── Given data

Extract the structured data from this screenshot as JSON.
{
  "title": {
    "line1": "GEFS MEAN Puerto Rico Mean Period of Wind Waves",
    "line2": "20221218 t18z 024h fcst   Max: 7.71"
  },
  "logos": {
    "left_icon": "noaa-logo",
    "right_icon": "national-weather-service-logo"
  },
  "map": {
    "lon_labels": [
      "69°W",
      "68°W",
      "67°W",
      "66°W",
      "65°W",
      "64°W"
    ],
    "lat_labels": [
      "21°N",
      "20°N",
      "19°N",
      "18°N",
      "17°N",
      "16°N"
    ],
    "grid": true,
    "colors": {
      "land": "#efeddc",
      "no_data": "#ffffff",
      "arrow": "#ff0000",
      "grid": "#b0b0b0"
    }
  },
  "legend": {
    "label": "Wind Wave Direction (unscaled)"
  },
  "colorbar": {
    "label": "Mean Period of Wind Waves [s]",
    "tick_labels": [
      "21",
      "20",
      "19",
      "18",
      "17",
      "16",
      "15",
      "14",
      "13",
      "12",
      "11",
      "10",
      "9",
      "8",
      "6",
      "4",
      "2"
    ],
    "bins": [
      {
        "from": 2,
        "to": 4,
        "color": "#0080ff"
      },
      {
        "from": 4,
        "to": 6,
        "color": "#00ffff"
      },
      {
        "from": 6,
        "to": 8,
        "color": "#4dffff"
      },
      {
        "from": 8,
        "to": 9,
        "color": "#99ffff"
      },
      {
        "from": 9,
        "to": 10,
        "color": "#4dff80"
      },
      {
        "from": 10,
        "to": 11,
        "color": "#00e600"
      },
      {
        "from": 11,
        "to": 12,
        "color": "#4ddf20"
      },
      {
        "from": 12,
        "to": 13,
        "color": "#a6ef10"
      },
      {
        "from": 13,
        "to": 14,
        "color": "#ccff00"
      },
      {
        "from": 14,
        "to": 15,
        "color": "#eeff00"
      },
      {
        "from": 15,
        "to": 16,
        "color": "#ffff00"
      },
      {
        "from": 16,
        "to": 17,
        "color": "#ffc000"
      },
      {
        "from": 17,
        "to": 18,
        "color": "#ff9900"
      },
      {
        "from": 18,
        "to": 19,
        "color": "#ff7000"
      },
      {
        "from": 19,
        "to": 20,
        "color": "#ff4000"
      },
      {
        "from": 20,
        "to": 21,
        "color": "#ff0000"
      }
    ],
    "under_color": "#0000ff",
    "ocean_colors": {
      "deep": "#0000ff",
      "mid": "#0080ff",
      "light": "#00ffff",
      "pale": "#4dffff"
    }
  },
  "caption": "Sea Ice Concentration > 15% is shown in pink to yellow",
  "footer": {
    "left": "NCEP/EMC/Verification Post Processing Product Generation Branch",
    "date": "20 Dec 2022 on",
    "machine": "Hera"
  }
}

────

Short task —
Repeat the material word for word, in full.

Expected answer —
Extract the structured data from this screenshot as JSON.
{
  "title": {
    "line1": "GEFS MEAN Puerto Rico Mean Period of Wind Waves",
    "line2": "20221218 t18z 024h fcst   Max: 7.71"
  },
  "logos": {
    "left_icon": "noaa-logo",
    "right_icon": "national-weather-service-logo"
  },
  "map": {
    "lon_labels": [
      "69°W",
      "68°W",
      "67°W",
      "66°W",
      "65°W",
      "64°W"
    ],
    "lat_labels": [
      "21°N",
      "20°N",
      "19°N",
      "18°N",
      "17°N",
      "16°N"
    ],
    "grid": true,
    "colors": {
      "land": "#efeddc",
      "no_data": "#ffffff",
      "arrow": "#ff0000",
      "grid": "#b0b0b0"
    }
  },
  "legend": {
    "label": "Wind Wave Direction (unscaled)"
  },
  "colorbar": {
    "label": "Mean Period of Wind Waves [s]",
    "tick_labels": [
      "21",
      "20",
      "19",
      "18",
      "17",
      "16",
      "15",
      "14",
      "13",
      "12",
      "11",
      "10",
      "9",
      "8",
      "6",
      "4",
      "2"
    ],
    "bins": [
      {
        "from": 2,
        "to": 4,
        "color": "#0080ff"
      },
      {
        "from": 4,
        "to": 6,
        "color": "#00ffff"
      },
      {
        "from": 6,
        "to": 8,
        "color": "#4dffff"
      },
      {
        "from": 8,
        "to": 9,
        "color": "#99ffff"
      },
      {
        "from": 9,
        "to": 10,
        "color": "#4dff80"
      },
      {
        "from": 10,
        "to": 11,
        "color": "#00e600"
      },
      {
        "from": 11,
        "to": 12,
        "color": "#4ddf20"
      },
      {
        "from": 12,
        "to": 13,
        "color": "#a6ef10"
      },
      {
        "from": 13,
        "to": 14,
        "color": "#ccff00"
      },
      {
        "from": 14,
        "to": 15,
        "color": "#eeff00"
      },
      {
        "from": 15,
        "to": 16,
        "color": "#ffff00"
      },
      {
        "from": 16,
        "to": 17,
        "color": "#ffc000"
      },
      {
        "from": 17,
        "to": 18,
        "color": "#ff9900"
      },
      {
        "from": 18,
        "to": 19,
        "color": "#ff7000"
      },
      {
        "from": 19,
        "to": 20,
        "color": "#ff4000"
      },
      {
        "from": 20,
        "to": 21,
        "color": "#ff0000"
      }
    ],
    "under_color": "#0000ff",
    "ocean_colors": {
      "deep": "#0000ff",
      "mid": "#0080ff",
      "light": "#00ffff",
      "pale": "#4dffff"
    }
  },
  "caption": "Sea Ice Concentration > 15% is shown in pink to yellow",
  "footer": {
    "left": "NCEP/EMC/Verification Post Processing Product Generation Branch",
    "date": "20 Dec 2022 on",
    "machine": "Hera"
  }
}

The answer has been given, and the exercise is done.